§ **What the exercise asks**
Copy each line below without leaving any out.
------ Data for this exercise ------
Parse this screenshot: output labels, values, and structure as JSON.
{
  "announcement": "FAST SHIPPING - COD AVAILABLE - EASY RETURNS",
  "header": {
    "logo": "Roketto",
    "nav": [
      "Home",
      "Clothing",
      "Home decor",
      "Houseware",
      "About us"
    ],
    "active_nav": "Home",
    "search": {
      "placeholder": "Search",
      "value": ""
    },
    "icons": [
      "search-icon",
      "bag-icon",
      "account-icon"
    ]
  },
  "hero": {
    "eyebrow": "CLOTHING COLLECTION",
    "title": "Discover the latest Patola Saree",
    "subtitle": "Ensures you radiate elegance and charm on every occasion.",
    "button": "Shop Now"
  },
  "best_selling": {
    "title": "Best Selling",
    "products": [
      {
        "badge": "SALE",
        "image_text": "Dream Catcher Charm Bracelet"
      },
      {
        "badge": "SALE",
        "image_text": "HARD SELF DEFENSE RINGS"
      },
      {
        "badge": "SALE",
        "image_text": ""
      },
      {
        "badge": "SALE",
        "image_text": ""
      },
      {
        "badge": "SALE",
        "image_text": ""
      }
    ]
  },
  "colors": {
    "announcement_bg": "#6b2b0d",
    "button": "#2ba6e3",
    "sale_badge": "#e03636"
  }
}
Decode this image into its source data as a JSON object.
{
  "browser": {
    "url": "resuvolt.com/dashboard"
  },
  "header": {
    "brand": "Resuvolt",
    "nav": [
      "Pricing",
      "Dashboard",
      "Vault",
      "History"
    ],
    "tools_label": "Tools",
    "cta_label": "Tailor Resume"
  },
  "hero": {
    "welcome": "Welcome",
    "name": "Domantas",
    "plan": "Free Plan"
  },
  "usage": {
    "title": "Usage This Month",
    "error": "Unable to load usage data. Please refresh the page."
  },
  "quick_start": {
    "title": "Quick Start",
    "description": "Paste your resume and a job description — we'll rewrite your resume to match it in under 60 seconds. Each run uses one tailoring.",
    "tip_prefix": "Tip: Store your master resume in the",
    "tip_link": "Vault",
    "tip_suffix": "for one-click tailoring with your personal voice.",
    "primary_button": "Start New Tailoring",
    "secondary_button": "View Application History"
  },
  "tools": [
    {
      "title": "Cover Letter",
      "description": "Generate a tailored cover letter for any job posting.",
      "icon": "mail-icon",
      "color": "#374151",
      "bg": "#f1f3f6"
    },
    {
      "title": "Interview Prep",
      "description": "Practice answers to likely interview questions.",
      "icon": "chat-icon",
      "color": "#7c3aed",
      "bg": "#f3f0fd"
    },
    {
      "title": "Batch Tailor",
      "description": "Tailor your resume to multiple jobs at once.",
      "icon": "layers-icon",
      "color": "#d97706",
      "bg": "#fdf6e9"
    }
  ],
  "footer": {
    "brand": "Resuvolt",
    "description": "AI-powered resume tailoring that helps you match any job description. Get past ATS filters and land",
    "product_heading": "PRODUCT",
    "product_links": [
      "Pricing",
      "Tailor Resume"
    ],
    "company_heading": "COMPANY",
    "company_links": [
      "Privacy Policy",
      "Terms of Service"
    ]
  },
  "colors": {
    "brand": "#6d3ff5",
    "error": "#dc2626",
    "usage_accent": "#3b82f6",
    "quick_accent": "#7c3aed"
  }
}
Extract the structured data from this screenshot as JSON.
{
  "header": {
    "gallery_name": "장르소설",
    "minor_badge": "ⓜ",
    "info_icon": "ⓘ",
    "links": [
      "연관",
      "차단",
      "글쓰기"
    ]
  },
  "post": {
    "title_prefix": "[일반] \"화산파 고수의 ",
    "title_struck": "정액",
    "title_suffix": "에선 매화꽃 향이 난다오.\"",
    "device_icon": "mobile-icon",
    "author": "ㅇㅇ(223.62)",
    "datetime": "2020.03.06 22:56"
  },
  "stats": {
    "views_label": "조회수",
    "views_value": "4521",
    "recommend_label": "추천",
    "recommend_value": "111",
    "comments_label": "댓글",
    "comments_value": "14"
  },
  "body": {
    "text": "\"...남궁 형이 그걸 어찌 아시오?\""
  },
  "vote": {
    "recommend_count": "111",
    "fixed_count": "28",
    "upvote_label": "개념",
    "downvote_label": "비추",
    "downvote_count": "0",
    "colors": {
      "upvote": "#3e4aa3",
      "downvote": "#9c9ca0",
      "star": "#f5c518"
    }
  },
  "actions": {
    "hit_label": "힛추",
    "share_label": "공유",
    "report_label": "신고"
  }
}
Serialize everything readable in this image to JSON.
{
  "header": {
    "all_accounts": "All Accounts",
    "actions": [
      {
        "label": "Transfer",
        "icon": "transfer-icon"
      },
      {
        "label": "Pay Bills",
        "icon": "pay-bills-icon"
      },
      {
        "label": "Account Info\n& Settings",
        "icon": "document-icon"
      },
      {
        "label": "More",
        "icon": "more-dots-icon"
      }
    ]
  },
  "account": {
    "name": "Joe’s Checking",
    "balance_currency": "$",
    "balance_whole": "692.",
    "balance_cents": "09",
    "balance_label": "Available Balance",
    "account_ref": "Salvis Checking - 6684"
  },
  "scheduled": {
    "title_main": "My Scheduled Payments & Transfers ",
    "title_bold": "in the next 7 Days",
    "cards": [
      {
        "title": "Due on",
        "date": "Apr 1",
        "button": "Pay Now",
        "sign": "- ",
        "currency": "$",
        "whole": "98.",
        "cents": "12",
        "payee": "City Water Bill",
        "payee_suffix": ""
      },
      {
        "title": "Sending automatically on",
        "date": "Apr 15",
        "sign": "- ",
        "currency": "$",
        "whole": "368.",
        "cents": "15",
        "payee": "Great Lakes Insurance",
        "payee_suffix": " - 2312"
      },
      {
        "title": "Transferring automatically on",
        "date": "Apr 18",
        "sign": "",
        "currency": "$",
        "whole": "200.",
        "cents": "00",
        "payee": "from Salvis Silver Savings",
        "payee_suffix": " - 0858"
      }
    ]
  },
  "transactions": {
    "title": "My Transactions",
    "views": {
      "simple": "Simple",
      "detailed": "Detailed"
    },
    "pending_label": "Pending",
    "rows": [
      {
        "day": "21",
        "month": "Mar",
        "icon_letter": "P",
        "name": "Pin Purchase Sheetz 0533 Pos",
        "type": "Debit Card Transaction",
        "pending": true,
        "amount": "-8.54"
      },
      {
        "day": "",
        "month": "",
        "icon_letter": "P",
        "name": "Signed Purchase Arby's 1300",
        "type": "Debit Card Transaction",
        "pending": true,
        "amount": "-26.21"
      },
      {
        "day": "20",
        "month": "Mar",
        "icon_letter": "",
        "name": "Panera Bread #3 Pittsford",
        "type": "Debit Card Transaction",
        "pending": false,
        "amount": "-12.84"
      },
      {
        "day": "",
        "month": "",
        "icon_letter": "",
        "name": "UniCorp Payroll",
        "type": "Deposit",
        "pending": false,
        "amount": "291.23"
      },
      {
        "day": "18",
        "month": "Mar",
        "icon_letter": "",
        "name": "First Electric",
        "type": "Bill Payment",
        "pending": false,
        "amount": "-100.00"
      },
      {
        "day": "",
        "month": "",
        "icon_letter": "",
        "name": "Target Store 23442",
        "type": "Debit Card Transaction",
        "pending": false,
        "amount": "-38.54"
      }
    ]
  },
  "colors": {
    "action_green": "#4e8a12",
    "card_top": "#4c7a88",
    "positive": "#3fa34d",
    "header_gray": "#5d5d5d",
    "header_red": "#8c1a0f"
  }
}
------
§ **Reply to the task**
Parse this screenshot: output labels, values, and structure as JSON.
{
  "announcement": "FAST SHIPPING - COD AVAILABLE - EASY RETURNS",
  "header": {
    "logo": "Roketto",
    "nav": [
      "Home",
      "Clothing",
      "Home decor",
      "Houseware",
      "About us"
    ],
    "active_nav": "Home",
    "search": {
      "placeholder": "Search",
      "value": ""
    },
    "icons": [
      "search-icon",
      "bag-icon",
      "account-icon"
    ]
  },
  "hero": {
    "eyebrow": "CLOTHING COLLECTION",
    "title": "Discover the latest Patola Saree",
    "subtitle": "Ensures you radiate elegance and charm on every occasion.",
    "button": "Shop Now"
  },
  "best_selling": {
    "title": "Best Selling",
    "products": [
      {
        "badge": "SALE",
        "image_text": "Dream Catcher Charm Bracelet"
      },
      {
        "badge": "SALE",
        "image_text": "HARD SELF DEFENSE RINGS"
      },
      {
        "badge": "SALE",
        "image_text": ""
      },
      {
        "badge": "SALE",
        "image_text": ""
      },
      {
        "badge": "SALE",
        "image_text": ""
      }
    ]
  },
  "colors": {
    "announcement_bg": "#6b2b0d",
    "button": "#2ba6e3",
    "sale_badge": "#e03636"
  }
}
Decode this image into its source data as a JSON object.
{
  "browser": {
    "url": "resuvolt.com/dashboard"
  },
  "header": {
    "brand": "Resuvolt",
    "nav": [
      "Pricing",
      "Dashboard",
      "Vault",
      "History"
    ],
    "tools_label": "Tools",
    "cta_label": "Tailor Resume"
  },
  "hero": {
    "welcome": "Welcome",
    "name": "Domantas",
    "plan": "Free Plan"
  },
  "usage": {
    "title": "Usage This Month",
    "error": "Unable to load usage data. Please refresh the page."
  },
  "quick_start": {
    "title": "Quick Start",
    "description": "Paste your resume and a job description — we'll rewrite your resume to match it in under 60 seconds. Each run uses one tailoring.",
    "tip_prefix": "Tip: Store your master resume in the",
    "tip_link": "Vault",
    "tip_suffix": "for one-click tailoring with your personal voice.",
    "primary_button": "Start New Tailoring",
    "secondary_button": "View Application History"
  },
  "tools": [
    {
      "title": "Cover Letter",
      "description": "Generate a tailored cover letter for any job posting.",
      "icon": "mail-icon",
      "color": "#374151",
      "bg": "#f1f3f6"
    },
    {
      "title": "Interview Prep",
      "description": "Practice answers to likely interview questions.",
      "icon": "chat-icon",
      "color": "#7c3aed",
      "bg": "#f3f0fd"
    },
    {
      "title": "Batch Tailor",
      "description": "Tailor your resume to multiple jobs at once.",
      "icon": "layers-icon",
      "color": "#d97706",
      "bg": "#fdf6e9"
    }
  ],
  "footer": {
    "brand": "Resuvolt",
    "description": "AI-powered resume tailoring that helps you match any job description. Get past ATS filters and land",
    "product_heading": "PRODUCT",
    "product_links": [
      "Pricing",
      "Tailor Resume"
    ],
    "company_heading": "COMPANY",
    "company_links": [
      "Privacy Policy",
      "Terms of Service"
    ]
  },
  "colors": {
    "brand": "#6d3ff5",
    "error": "#dc2626",
    "usage_accent": "#3b82f6",
    "quick_accent": "#7c3aed"
  }
}
Extract the structured data from this screenshot as JSON.
{
  "header": {
    "gallery_name": "장르소설",
    "minor_badge": "ⓜ",
    "info_icon": "ⓘ",
    "links": [
      "연관",
      "차단",
      "글쓰기"
    ]
  },
  "post": {
    "title_prefix": "[일반] \"화산파 고수의 ",
    "title_struck": "정액",
    "title_suffix": "에선 매화꽃 향이 난다오.\"",
    "device_icon": "mobile-icon",
    "author": "ㅇㅇ(223.62)",
    "datetime": "2020.03.06 22:56"
  },
  "stats": {
    "views_label": "조회수",
    "views_value": "4521",
    "recommend_label": "추천",
    "recommend_value": "111",
    "comments_label": "댓글",
    "comments_value": "14"
  },
  "body": {
    "text": "\"...남궁 형이 그걸 어찌 아시오?\""
  },
  "vote": {
    "recommend_count": "111",
    "fixed_count": "28",
    "upvote_label": "개념",
    "downvote_label": "비추",
    "downvote_count": "0",
    "colors": {
      "upvote": "#3e4aa3",
      "downvote": "#9c9ca0",
      "star": "#f5c518"
    }
  },
  "actions": {
    "hit_label": "힛추",
    "share_label": "공유",
    "report_label": "신고"
  }
}
Serialize everything readable in this image to JSON.
{
  "header": {
    "all_accounts": "All Accounts",
    "actions": [
      {
        "label": "Transfer",
        "icon": "transfer-icon"
      },
      {
        "label": "Pay Bills",
        "icon": "pay-bills-icon"
      },
      {
        "label": "Account Info\n& Settings",
        "icon": "document-icon"
      },
      {
        "label": "More",
        "icon": "more-dots-icon"
      }
    ]
  },
  "account": {
    "name": "Joe’s Checking",
    "balance_currency": "$",
    "balance_whole": "692.",
    "balance_cents": "09",
    "balance_label": "Available Balance",
    "account_ref": "Salvis Checking - 6684"
  },
  "scheduled": {
    "title_main": "My Scheduled Payments & Transfers ",
    "title_bold": "in the next 7 Days",
    "cards": [
      {
        "title": "Due on",
        "date": "Apr 1",
        "button": "Pay Now",
        "sign": "- ",
        "currency": "$",
        "whole": "98.",
        "cents": "12",
        "payee": "City Water Bill",
        "payee_suffix": ""
      },
      {
        "title": "Sending automatically on",
        "date": "Apr 15",
        "sign": "- ",
        "currency": "$",
        "whole": "368.",
        "cents": "15",
        "payee": "Great Lakes Insurance",
        "payee_suffix": " - 2312"
      },
      {
        "title": "Transferring automatically on",
        "date": "Apr 18",
        "sign": "",
        "currency": "$",
        "whole": "200.",
        "cents": "00",
        "payee": "from Salvis Silver Savings",
        "payee_suffix": " - 0858"
      }
    ]
  },
  "transactions": {
    "title": "My Transactions",
    "views": {
      "simple": "Simple",
      "detailed": "Detailed"
    },
    "pending_label": "Pending",
    "rows": [
      {
        "day": "21",
        "month": "Mar",
        "icon_letter": "P",
        "name": "Pin Purchase Sheetz 0533 Pos",
        "type": "Debit Card Transaction",
        "pending": true,
        "amount": "-8.54"
      },
      {
        "day": "",
        "month": "",
        "icon_letter": "P",
        "name": "Signed Purchase Arby's 1300",
        "type": "Debit Card Transaction",
        "pending": true,
        "amount": "-26.21"
      },
      {
        "day": "20",
        "month": "Mar",
        "icon_letter": "",
        "name": "Panera Bread #3 Pittsford",
        "type": "Debit Card Transaction",
        "pending": false,
        "amount": "-12.84"
      },
      {
        "day": "",
        "month": "",
        "icon_letter": "",
        "name": "UniCorp Payroll",
        "type": "Deposit",
        "pending": false,
        "amount": "291.23"
      },
      {
        "day": "18",
        "month": "Mar",
        "icon_letter": "",
        "name": "First Electric",
        "type": "Bill Payment",
        "pending": false,
        "amount": "-100.00"
      },
      {
        "day": "",
        "month": "",
        "icon_letter": "",
        "name": "Target Store 23442",
        "type": "Debit Card Transaction",
        "pending": false,
        "amount": "-38.54"
      }
    ]
  },
  "colors": {
    "action_green": "#4e8a12",
    "card_top": "#4c7a88",
    "positive": "#3fa34d",
    "header_gray": "#5d5d5d",
    "header_red": "#8c1a0f"
  }
}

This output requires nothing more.